Exercise aim.
Print out every record exactly as it appears.

Source data.
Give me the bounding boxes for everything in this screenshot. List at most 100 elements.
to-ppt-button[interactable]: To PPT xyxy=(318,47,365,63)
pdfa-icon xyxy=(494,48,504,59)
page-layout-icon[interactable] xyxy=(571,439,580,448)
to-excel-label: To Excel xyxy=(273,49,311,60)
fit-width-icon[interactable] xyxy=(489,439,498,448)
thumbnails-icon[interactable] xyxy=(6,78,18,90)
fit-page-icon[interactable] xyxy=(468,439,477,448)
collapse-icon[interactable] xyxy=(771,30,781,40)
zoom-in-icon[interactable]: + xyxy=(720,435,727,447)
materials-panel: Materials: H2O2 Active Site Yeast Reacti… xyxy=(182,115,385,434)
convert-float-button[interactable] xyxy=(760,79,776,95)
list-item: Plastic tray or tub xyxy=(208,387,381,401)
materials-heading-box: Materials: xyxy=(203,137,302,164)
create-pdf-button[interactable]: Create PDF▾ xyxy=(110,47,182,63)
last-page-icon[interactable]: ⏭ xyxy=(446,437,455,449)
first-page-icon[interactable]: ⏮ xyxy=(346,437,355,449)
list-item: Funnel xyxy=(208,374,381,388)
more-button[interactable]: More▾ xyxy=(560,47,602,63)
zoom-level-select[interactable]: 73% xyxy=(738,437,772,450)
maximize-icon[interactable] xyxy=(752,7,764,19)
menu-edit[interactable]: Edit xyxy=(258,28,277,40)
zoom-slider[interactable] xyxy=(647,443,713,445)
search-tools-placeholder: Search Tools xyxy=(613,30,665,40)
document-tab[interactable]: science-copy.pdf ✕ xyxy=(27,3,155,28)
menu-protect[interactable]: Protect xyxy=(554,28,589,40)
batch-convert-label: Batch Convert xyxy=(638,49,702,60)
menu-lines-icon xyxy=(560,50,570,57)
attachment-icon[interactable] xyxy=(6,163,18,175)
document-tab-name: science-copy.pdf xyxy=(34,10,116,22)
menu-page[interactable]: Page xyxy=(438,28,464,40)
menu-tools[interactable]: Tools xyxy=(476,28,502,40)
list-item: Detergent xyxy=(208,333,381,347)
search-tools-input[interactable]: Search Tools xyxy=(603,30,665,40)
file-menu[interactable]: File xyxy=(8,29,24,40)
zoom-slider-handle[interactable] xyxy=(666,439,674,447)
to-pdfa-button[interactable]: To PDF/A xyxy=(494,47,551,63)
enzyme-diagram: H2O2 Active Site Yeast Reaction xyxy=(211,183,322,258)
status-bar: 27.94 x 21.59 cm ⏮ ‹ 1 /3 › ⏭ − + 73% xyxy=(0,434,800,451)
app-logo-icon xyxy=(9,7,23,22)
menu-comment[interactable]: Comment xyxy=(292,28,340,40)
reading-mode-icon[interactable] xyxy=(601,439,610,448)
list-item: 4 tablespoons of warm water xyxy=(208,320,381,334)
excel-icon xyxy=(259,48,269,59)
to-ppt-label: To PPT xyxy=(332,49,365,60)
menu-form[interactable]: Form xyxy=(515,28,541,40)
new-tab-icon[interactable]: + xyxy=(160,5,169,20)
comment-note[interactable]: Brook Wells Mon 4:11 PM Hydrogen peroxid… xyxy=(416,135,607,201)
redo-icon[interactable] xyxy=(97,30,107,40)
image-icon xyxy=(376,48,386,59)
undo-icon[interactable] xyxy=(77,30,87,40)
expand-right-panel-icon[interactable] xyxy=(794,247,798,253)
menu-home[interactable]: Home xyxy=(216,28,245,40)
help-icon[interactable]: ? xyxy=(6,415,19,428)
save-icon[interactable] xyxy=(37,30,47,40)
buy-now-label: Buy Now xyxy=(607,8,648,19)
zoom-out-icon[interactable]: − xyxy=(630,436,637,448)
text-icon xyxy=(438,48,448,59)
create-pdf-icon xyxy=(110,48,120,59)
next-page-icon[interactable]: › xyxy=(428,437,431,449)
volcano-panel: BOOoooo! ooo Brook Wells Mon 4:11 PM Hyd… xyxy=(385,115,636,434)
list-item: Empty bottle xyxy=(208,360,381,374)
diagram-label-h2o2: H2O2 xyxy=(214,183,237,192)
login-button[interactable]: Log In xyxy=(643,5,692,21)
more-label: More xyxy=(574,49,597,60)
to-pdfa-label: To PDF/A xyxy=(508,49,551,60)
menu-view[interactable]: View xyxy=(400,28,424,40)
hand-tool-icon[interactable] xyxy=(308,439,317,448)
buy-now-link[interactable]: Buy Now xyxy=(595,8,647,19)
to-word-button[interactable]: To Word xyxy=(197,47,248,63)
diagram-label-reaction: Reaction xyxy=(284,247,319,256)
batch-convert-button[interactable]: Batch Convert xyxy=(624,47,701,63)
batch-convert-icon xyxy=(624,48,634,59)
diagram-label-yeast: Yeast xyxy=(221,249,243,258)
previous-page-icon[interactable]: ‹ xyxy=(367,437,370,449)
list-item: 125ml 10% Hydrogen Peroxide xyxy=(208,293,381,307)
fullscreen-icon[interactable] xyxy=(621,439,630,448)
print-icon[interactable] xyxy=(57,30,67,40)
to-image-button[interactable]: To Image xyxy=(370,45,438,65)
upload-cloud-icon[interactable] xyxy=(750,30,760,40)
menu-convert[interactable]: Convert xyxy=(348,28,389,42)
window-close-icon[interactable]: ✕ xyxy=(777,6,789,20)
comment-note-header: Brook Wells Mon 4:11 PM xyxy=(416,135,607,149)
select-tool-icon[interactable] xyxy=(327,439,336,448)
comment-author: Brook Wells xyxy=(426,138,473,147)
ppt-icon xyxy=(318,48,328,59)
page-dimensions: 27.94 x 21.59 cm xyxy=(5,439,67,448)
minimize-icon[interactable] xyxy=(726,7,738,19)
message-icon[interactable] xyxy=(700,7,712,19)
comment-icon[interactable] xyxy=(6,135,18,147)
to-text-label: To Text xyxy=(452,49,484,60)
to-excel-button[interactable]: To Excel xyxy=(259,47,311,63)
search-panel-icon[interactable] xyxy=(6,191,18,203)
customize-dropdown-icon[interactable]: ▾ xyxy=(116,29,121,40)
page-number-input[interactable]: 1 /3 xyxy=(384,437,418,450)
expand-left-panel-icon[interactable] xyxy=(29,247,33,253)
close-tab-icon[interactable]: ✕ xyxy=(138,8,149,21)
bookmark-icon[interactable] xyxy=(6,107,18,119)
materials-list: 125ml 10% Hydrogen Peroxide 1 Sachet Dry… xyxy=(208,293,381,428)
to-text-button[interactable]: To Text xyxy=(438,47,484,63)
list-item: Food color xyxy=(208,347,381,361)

Output.
Give me the bounding boxes for everything in this screenshot. List at most 100 elements.
to-ppt-button[interactable]: To PPT xyxy=(318,47,365,63)
pdfa-icon xyxy=(494,48,504,59)
page-layout-icon[interactable] xyxy=(571,439,580,448)
to-excel-label: To Excel xyxy=(273,49,311,60)
fit-width-icon[interactable] xyxy=(489,439,498,448)
thumbnails-icon[interactable] xyxy=(6,78,18,90)
fit-page-icon[interactable] xyxy=(468,439,477,448)
collapse-icon[interactable] xyxy=(771,30,781,40)
zoom-in-icon[interactable]: + xyxy=(720,435,727,447)
materials-panel: Materials: H2O2 Active Site Yeast Reacti… xyxy=(182,115,385,434)
convert-float-button[interactable] xyxy=(760,79,776,95)
list-item: Plastic tray or tub xyxy=(208,387,381,401)
materials-heading-box: Materials: xyxy=(203,137,302,164)
create-pdf-button[interactable]: Create PDF▾ xyxy=(110,47,182,63)
last-page-icon[interactable]: ⏭ xyxy=(446,437,455,449)
first-page-icon[interactable]: ⏮ xyxy=(346,437,355,449)
list-item: Funnel xyxy=(208,374,381,388)
more-button[interactable]: More▾ xyxy=(560,47,602,63)
zoom-level-select[interactable]: 73% xyxy=(738,437,772,450)
maximize-icon[interactable] xyxy=(752,7,764,19)
menu-edit[interactable]: Edit xyxy=(258,28,277,40)
zoom-slider[interactable] xyxy=(647,443,713,445)
search-tools-placeholder: Search Tools xyxy=(613,30,665,40)
document-tab[interactable]: science-copy.pdf ✕ xyxy=(27,3,155,28)
menu-protect[interactable]: Protect xyxy=(554,28,589,40)
batch-convert-label: Batch Convert xyxy=(638,49,702,60)
menu-lines-icon xyxy=(560,50,570,57)
attachment-icon[interactable] xyxy=(6,163,18,175)
document-tab-name: science-copy.pdf xyxy=(34,10,116,22)
menu-page[interactable]: Page xyxy=(438,28,464,40)
menu-tools[interactable]: Tools xyxy=(476,28,502,40)
list-item: Detergent xyxy=(208,333,381,347)
search-tools-input[interactable]: Search Tools xyxy=(603,30,665,40)
file-menu[interactable]: File xyxy=(8,29,24,40)
zoom-slider-handle[interactable] xyxy=(666,439,674,447)
to-pdfa-button[interactable]: To PDF/A xyxy=(494,47,551,63)
enzyme-diagram: H2O2 Active Site Yeast Reaction xyxy=(211,183,322,258)
status-bar: 27.94 x 21.59 cm ⏮ ‹ 1 /3 › ⏭ − + 73% xyxy=(0,434,800,451)
app-logo-icon xyxy=(9,7,23,22)
menu-comment[interactable]: Comment xyxy=(292,28,340,40)
reading-mode-icon[interactable] xyxy=(601,439,610,448)
list-item: 4 tablespoons of warm water xyxy=(208,320,381,334)
excel-icon xyxy=(259,48,269,59)
to-ppt-label: To PPT xyxy=(332,49,365,60)
menu-form[interactable]: Form xyxy=(515,28,541,40)
new-tab-icon[interactable]: + xyxy=(160,5,169,20)
comment-note[interactable]: Brook Wells Mon 4:11 PM Hydrogen peroxid… xyxy=(416,135,607,201)
redo-icon[interactable] xyxy=(97,30,107,40)
image-icon xyxy=(376,48,386,59)
undo-icon[interactable] xyxy=(77,30,87,40)
expand-right-panel-icon[interactable] xyxy=(794,247,798,253)
menu-home[interactable]: Home xyxy=(216,28,245,40)
help-icon[interactable]: ? xyxy=(6,415,19,428)
save-icon[interactable] xyxy=(37,30,47,40)
buy-now-label: Buy Now xyxy=(607,8,648,19)
zoom-out-icon[interactable]: − xyxy=(630,436,637,448)
text-icon xyxy=(438,48,448,59)
create-pdf-icon xyxy=(110,48,120,59)
next-page-icon[interactable]: › xyxy=(428,437,431,449)
volcano-panel: BOOoooo! ooo Brook Wells Mon 4:11 PM Hyd… xyxy=(385,115,636,434)
list-item: Empty bottle xyxy=(208,360,381,374)
diagram-label-h2o2: H2O2 xyxy=(214,183,237,192)
login-button[interactable]: Log In xyxy=(643,5,692,21)
more-label: More xyxy=(574,49,597,60)
to-pdfa-label: To PDF/A xyxy=(508,49,551,60)
menu-view[interactable]: View xyxy=(400,28,424,40)
hand-tool-icon[interactable] xyxy=(308,439,317,448)
buy-now-link[interactable]: Buy Now xyxy=(595,8,647,19)
to-word-button[interactable]: To Word xyxy=(197,47,248,63)
diagram-label-reaction: Reaction xyxy=(284,247,319,256)
batch-convert-button[interactable]: Batch Convert xyxy=(624,47,701,63)
batch-convert-icon xyxy=(624,48,634,59)
diagram-label-yeast: Yeast xyxy=(221,249,243,258)
previous-page-icon[interactable]: ‹ xyxy=(367,437,370,449)
list-item: 125ml 10% Hydrogen Peroxide xyxy=(208,293,381,307)
fullscreen-icon[interactable] xyxy=(621,439,630,448)
print-icon[interactable] xyxy=(57,30,67,40)
to-image-button[interactable]: To Image xyxy=(370,45,438,65)
upload-cloud-icon[interactable] xyxy=(750,30,760,40)
menu-convert[interactable]: Convert xyxy=(348,28,389,42)
window-close-icon[interactable]: ✕ xyxy=(777,6,789,20)
comment-note-header: Brook Wells Mon 4:11 PM xyxy=(416,135,607,149)
select-tool-icon[interactable] xyxy=(327,439,336,448)
comment-author: Brook Wells xyxy=(426,138,473,147)
ppt-icon xyxy=(318,48,328,59)
page-dimensions: 27.94 x 21.59 cm xyxy=(5,439,67,448)
minimize-icon[interactable] xyxy=(726,7,738,19)
message-icon[interactable] xyxy=(700,7,712,19)
comment-icon[interactable] xyxy=(6,135,18,147)
to-text-label: To Text xyxy=(452,49,484,60)
to-excel-button[interactable]: To Excel xyxy=(259,47,311,63)
search-panel-icon[interactable] xyxy=(6,191,18,203)
customize-dropdown-icon[interactable]: ▾ xyxy=(116,29,121,40)
page-number-input[interactable]: 1 /3 xyxy=(384,437,418,450)
expand-left-panel-icon[interactable] xyxy=(29,247,33,253)
close-tab-icon[interactable]: ✕ xyxy=(138,8,149,21)
bookmark-icon[interactable] xyxy=(6,107,18,119)
materials-list: 125ml 10% Hydrogen Peroxide 1 Sachet Dry… xyxy=(208,293,381,428)
to-text-button[interactable]: To Text xyxy=(438,47,484,63)
list-item: Food color xyxy=(208,347,381,361)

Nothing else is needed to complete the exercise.